• [The task]: Identify every line in the items below that contains the string "favicon", matching case exactly, and copy each of those lines.

-- Input data start --

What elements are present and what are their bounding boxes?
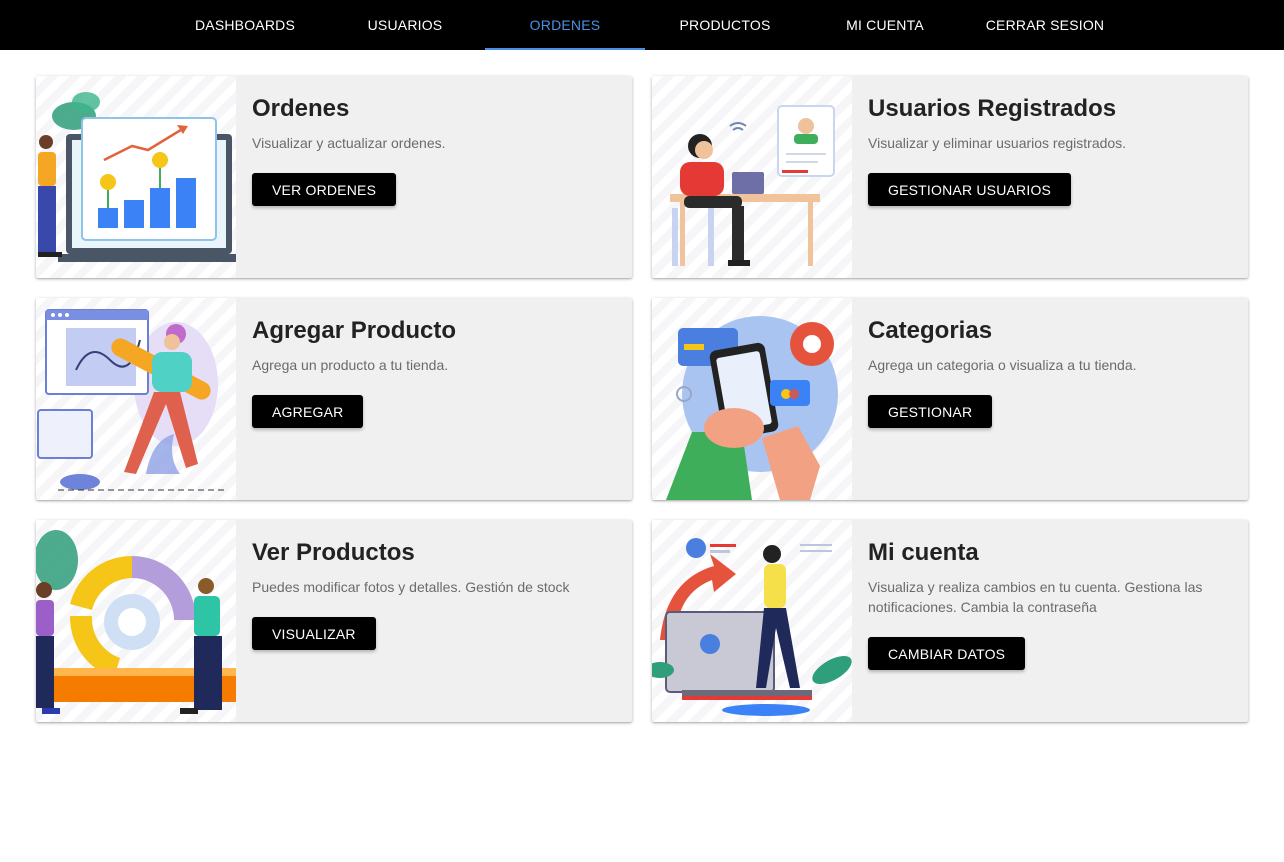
gestionar-button[interactable]: GESTIONAR — [868, 395, 993, 428]
card-description: Agrega un categoria o visualiza a tu tie… — [868, 357, 1137, 373]
card-title: Mi cuenta — [868, 539, 979, 566]
nav-tab-label: MI CUENTA — [846, 17, 924, 33]
cambiar-datos-button[interactable]: CAMBIAR DATOS — [868, 637, 1026, 670]
card-categorias: Categorias Agrega un categoria o visuali… — [652, 298, 1248, 500]
woman-at-laptop-illustration — [652, 76, 852, 278]
card-ordenes: Ordenes Visualizar y actualizar ordenes.… — [36, 76, 632, 278]
card-mi-cuenta: Mi cuenta Visualiza y realiza cambios en… — [652, 520, 1248, 722]
card-description: Puedes modificar fotos y detalles. Gesti… — [252, 579, 570, 595]
card-title: Ordenes — [252, 95, 350, 122]
nav-tab-label: ORDENES — [529, 17, 601, 33]
ver-ordenes-button[interactable]: VER ORDENES — [252, 173, 397, 206]
card-agregar-producto: Agregar Producto Agrega un producto a tu… — [36, 298, 632, 500]
nav-tab-label: CERRAR SESION — [985, 17, 1105, 33]
designer-with-pencil-illustration — [36, 298, 236, 500]
visualizar-button[interactable]: VISUALIZAR — [252, 617, 376, 650]
gestionar-usuarios-button[interactable]: GESTIONAR USUARIOS — [868, 173, 1072, 206]
nav-tab-label: DASHBOARDS — [194, 17, 296, 33]
account-settings-illustration — [652, 520, 852, 722]
card-description: Visualiza y realiza cambios en tu cuenta… — [868, 579, 1203, 615]
nav-tab-cerrar-sesion[interactable]: CERRAR SESION — [965, 0, 1125, 50]
card-title: Agregar Producto — [252, 317, 457, 344]
card-title: Categorias — [868, 317, 993, 344]
nav-tab-usuarios[interactable]: USUARIOS — [325, 0, 485, 50]
nav-tab-label: USUARIOS — [367, 17, 443, 33]
active-tab-indicator — [485, 48, 645, 50]
nav-tab-label: PRODUCTOS — [679, 17, 771, 33]
phone-shopping-illustration — [652, 298, 852, 500]
sales-chart-illustration — [36, 76, 236, 278]
nav-tab-dashboards[interactable]: DASHBOARDS — [165, 0, 325, 50]
card-description: Agrega un producto a tu tienda. — [252, 357, 449, 373]
gear-cycle-illustration — [36, 520, 236, 722]
card-title: Usuarios Registrados — [868, 95, 1117, 122]
card-ver-productos: Ver Productos Puedes modificar fotos y d… — [36, 520, 632, 722]
card-title: Ver Productos — [252, 539, 415, 566]
nav-tab-ordenes[interactable]: ORDENES — [485, 0, 645, 50]
card-description: Visualizar y eliminar usuarios registrad… — [868, 135, 1127, 151]
agregar-button[interactable]: AGREGAR — [252, 395, 364, 428]
nav-tab-mi-cuenta[interactable]: MI CUENTA — [805, 0, 965, 50]
top-nav-bar: DASHBOARDS USUARIOS ORDENES PRODUCTOS MI… — [0, 0, 1284, 50]
card-description: Visualizar y actualizar ordenes. — [252, 135, 446, 151]
nav-tab-productos[interactable]: PRODUCTOS — [645, 0, 805, 50]
card-usuarios-registrados: Usuarios Registrados Visualizar y elimin… — [652, 76, 1248, 278]
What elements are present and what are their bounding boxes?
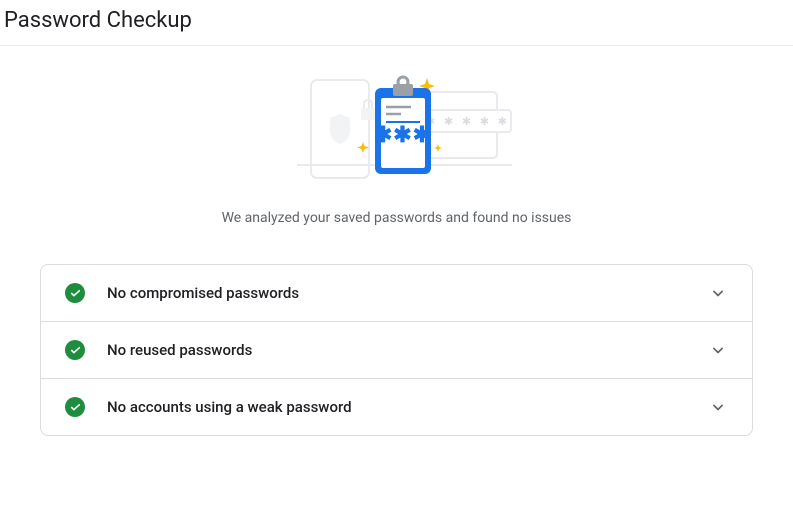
page-header: Password Checkup: [0, 0, 793, 46]
svg-text:✱ ✱ ✱ ✱ ✱: ✱ ✱ ✱ ✱ ✱: [426, 115, 510, 128]
chevron-down-icon: [708, 340, 728, 360]
result-reused-passwords[interactable]: No reused passwords: [41, 322, 752, 379]
result-label: No accounts using a weak password: [107, 398, 708, 416]
check-circle-icon: [65, 397, 85, 417]
page-title: Password Checkup: [4, 8, 793, 33]
result-compromised-passwords[interactable]: No compromised passwords: [41, 265, 752, 322]
main-content: ✱ ✱ ✱ ✱ ✱ ✱✱✱ We analyzed your saved pas…: [0, 70, 793, 436]
password-checkup-illustration-icon: ✱ ✱ ✱ ✱ ✱ ✱✱✱: [267, 70, 527, 190]
summary-text: We analyzed your saved passwords and fou…: [197, 208, 597, 228]
check-circle-icon: [65, 340, 85, 360]
header-illustration: ✱ ✱ ✱ ✱ ✱ ✱✱✱: [40, 70, 753, 190]
result-label: No compromised passwords: [107, 284, 708, 302]
check-circle-icon: [65, 283, 85, 303]
result-label: No reused passwords: [107, 341, 708, 359]
result-weak-passwords[interactable]: No accounts using a weak password: [41, 379, 752, 435]
chevron-down-icon: [708, 397, 728, 417]
svg-text:✱✱✱: ✱✱✱: [373, 123, 431, 148]
chevron-down-icon: [708, 283, 728, 303]
results-list: No compromised passwords No reused passw…: [40, 264, 753, 436]
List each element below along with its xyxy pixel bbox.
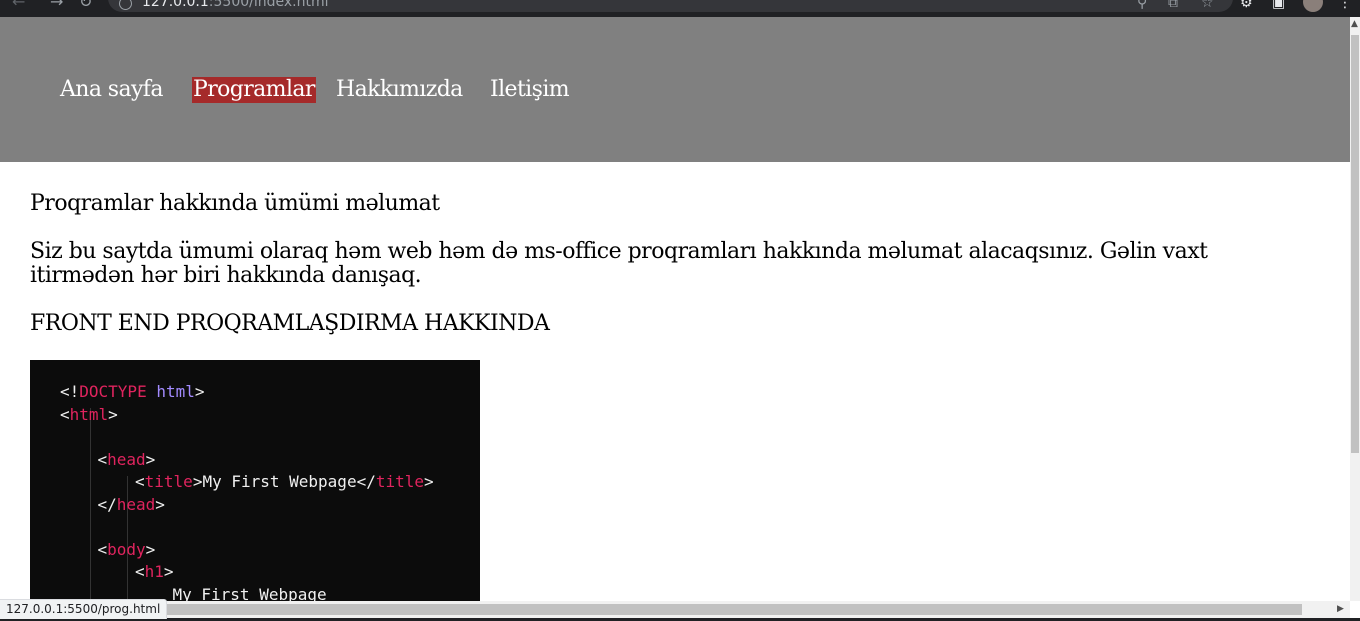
scroll-right-icon[interactable]: ▶ [1337,604,1344,614]
vertical-scrollbar[interactable]: ▲ [1350,17,1360,601]
intro-paragraph: Siz bu saytda ümumi olaraq həm web həm d… [30,239,1208,288]
scroll-up-icon[interactable]: ▲ [1351,19,1358,29]
nav-item-hakkimizda[interactable]: Hakkımızda [336,77,463,103]
reload-icon[interactable]: ↻ [79,0,92,10]
code-line: </head> [97,494,165,514]
share-icon[interactable]: ⧉ [1168,0,1178,11]
main-nav: Ana sayfa Programlar Hakkımızda Iletişim [0,17,1350,162]
nav-item-programlar[interactable]: Programlar [192,77,316,103]
nav-item-ana-sayfa[interactable]: Ana sayfa [60,77,163,103]
intro-heading: Proqramlar hakkında ümümi məlumat [30,191,440,216]
code-line: <body> [97,539,156,559]
back-icon[interactable]: ← [12,0,25,10]
indent-guide [90,408,91,605]
site-header: Ana sayfa Programlar Hakkımızda Iletişim [0,17,1350,162]
code-line: <!DOCTYPE html> [60,382,205,401]
bookmark-star-icon[interactable]: ☆ [1201,0,1214,11]
frontend-heading: FRONT END PROQRAMLAŞDIRMA HAKKINDA [30,311,550,336]
vertical-scroll-thumb[interactable] [1351,35,1359,453]
address-url[interactable]: 127.0.0.1:5500/index.html [142,0,329,10]
sidebar-icon[interactable]: ▣ [1272,0,1285,11]
forward-icon[interactable]: → [50,0,63,10]
code-line: <head> [97,449,156,469]
zoom-icon[interactable]: ⚲ [1137,0,1147,11]
status-link-preview: 127.0.0.1:5500/prog.html [0,599,168,619]
browser-toolbar: ← → ↻ 127.0.0.1:5500/index.html ⚲ ⧉ ☆ ⚙ … [0,0,1360,17]
code-line: <title>My First Webpage</title> [135,472,434,491]
address-bar[interactable]: 127.0.0.1:5500/index.html [108,0,1233,12]
menu-icon[interactable]: ⋮ [1338,0,1352,11]
code-line: <html> [60,404,118,424]
horizontal-scroll-thumb[interactable] [142,604,1302,615]
html-code-image: <!DOCTYPE html> <html> <head> <title>My Fir… [30,360,480,605]
extensions-icon[interactable]: ⚙ [1240,0,1253,11]
nav-item-iletisim[interactable]: Iletişim [490,77,570,103]
info-icon[interactable] [119,0,132,10]
horizontal-scrollbar[interactable]: ▶ [0,601,1350,618]
profile-avatar[interactable] [1303,0,1323,12]
code-line: <h1> [135,562,174,581]
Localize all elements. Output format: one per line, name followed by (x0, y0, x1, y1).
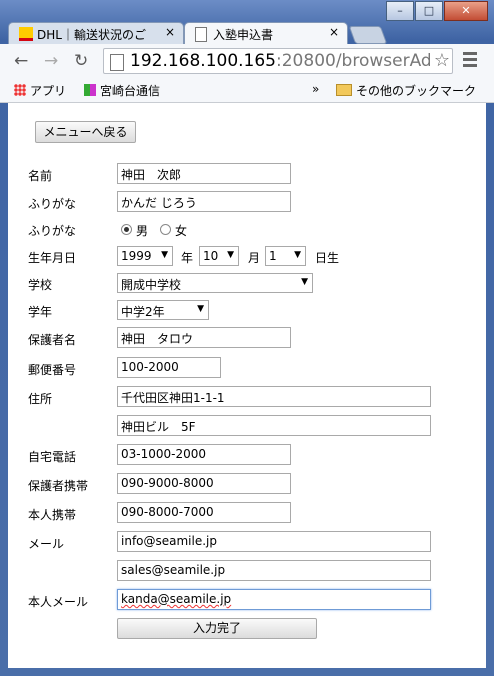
school-label: 学校 (28, 278, 53, 292)
forward-arrow-icon[interactable]: → (44, 51, 58, 71)
tab-close-icon[interactable]: × (165, 25, 175, 39)
site-favicon-icon (84, 84, 96, 96)
address-line2-input[interactable]: 神田ビル 5F (117, 415, 431, 436)
bookmark-apps[interactable]: アプリ (14, 82, 66, 99)
dhl-favicon-icon (19, 27, 33, 41)
guardian-mobile-input[interactable]: 090-9000-8000 (117, 473, 291, 494)
page-icon (110, 54, 124, 71)
name-label: 名前 (28, 169, 53, 183)
email1-input[interactable]: info@seamile.jp (117, 531, 431, 552)
apps-grid-icon (14, 84, 26, 96)
email2-input[interactable]: sales@seamile.jp (117, 560, 431, 581)
submit-button[interactable]: 入力完了 (117, 618, 317, 639)
postal-code-input[interactable]: 100-2000 (117, 357, 221, 378)
back-arrow-icon[interactable]: ← (14, 51, 28, 71)
guardian-mobile-label: 保護者携帯 (28, 479, 89, 493)
new-tab-button[interactable] (348, 26, 388, 44)
birth-month-select[interactable]: 10 (199, 246, 239, 266)
furigana-input[interactable]: かんだ じろう (117, 191, 291, 212)
gender-female-label: 女 (175, 224, 188, 238)
birth-day-select[interactable]: 1 (265, 246, 306, 266)
address-line1-input[interactable]: 千代田区神田1-1-1 (117, 386, 431, 407)
guardian-name-input[interactable]: 神田 タロウ (117, 327, 291, 348)
back-to-menu-button[interactable]: メニューへ戻る (35, 121, 136, 143)
page-favicon-icon (195, 27, 207, 42)
folder-icon (336, 84, 352, 96)
bookmarks-bar: アプリ 宮崎台通信 » その他のブックマーク (0, 78, 494, 103)
window-controls: – □ ✕ (385, 1, 488, 21)
menu-icon[interactable] (463, 52, 477, 70)
minimize-button[interactable]: – (386, 1, 414, 21)
tab-dhl[interactable]: DHL｜輸送状況のご × (8, 22, 184, 44)
tab-strip: DHL｜輸送状況のご × 入塾申込書 × (0, 20, 494, 44)
self-email-input[interactable]: kanda@seamile.jp (117, 589, 431, 610)
url-text: 192.168.100.165:20800/browserAddU (130, 51, 430, 71)
bookmark-star-icon[interactable]: ☆ (434, 50, 450, 71)
day-suffix: 日生 (315, 251, 340, 265)
browser-window: – □ ✕ DHL｜輸送状況のご × 入塾申込書 × ← → ↻ 192.168… (0, 0, 494, 676)
gender-male-label: 男 (136, 224, 149, 238)
tab-close-icon[interactable]: × (329, 25, 339, 39)
grade-label: 学年 (28, 305, 53, 319)
bookmark-site[interactable]: 宮崎台通信 (84, 82, 160, 99)
guardian-name-label: 保護者名 (28, 333, 77, 347)
year-suffix: 年 (181, 251, 194, 265)
birth-year-select[interactable]: 1999 (117, 246, 173, 266)
self-email-value: kanda@seamile.jp (121, 592, 232, 606)
gender-male-radio[interactable] (121, 224, 132, 235)
self-mobile-input[interactable]: 090-8000-7000 (117, 502, 291, 523)
birthdate-label: 生年月日 (28, 251, 77, 265)
browser-toolbar: ← → ↻ 192.168.100.165:20800/browserAddU … (0, 44, 494, 79)
name-input[interactable]: 神田 次郎 (117, 163, 291, 184)
home-phone-label: 自宅電話 (28, 450, 77, 464)
grade-select[interactable]: 中学2年 (117, 300, 209, 320)
self-email-label: 本人メール (28, 595, 89, 609)
page-content: メニューへ戻る 名前 神田 次郎 ふりがな かんだ じろう ふりがな 男 女 生… (8, 103, 486, 668)
bookmarks-overflow[interactable]: » (312, 82, 319, 96)
bookmark-other[interactable]: その他のブックマーク (336, 82, 476, 99)
email-label: メール (28, 537, 65, 551)
address-label: 住所 (28, 392, 53, 406)
tab-title: 入塾申込書 (213, 28, 274, 42)
reload-icon[interactable]: ↻ (74, 51, 88, 71)
furigana-label: ふりがな (28, 197, 77, 211)
tab-title: DHL｜輸送状況のご (37, 28, 146, 42)
postal-code-label: 郵便番号 (28, 363, 77, 377)
tab-enrollment[interactable]: 入塾申込書 × (184, 22, 348, 44)
maximize-button[interactable]: □ (415, 1, 443, 21)
home-phone-input[interactable]: 03-1000-2000 (117, 444, 291, 465)
address-bar[interactable]: 192.168.100.165:20800/browserAddU ☆ (103, 48, 453, 74)
self-mobile-label: 本人携帯 (28, 508, 77, 522)
gender-label: ふりがな (28, 224, 77, 238)
gender-female-radio[interactable] (160, 224, 171, 235)
month-suffix: 月 (248, 251, 261, 265)
school-select[interactable]: 開成中学校 (117, 273, 313, 293)
close-window-button[interactable]: ✕ (444, 1, 488, 21)
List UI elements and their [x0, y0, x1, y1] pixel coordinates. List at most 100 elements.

-- Input data end --

• [Written response]:
site-favicon-icon (84, 84, 96, 96)
dhl-favicon-icon (19, 27, 33, 41)
page-favicon-icon (195, 27, 207, 42)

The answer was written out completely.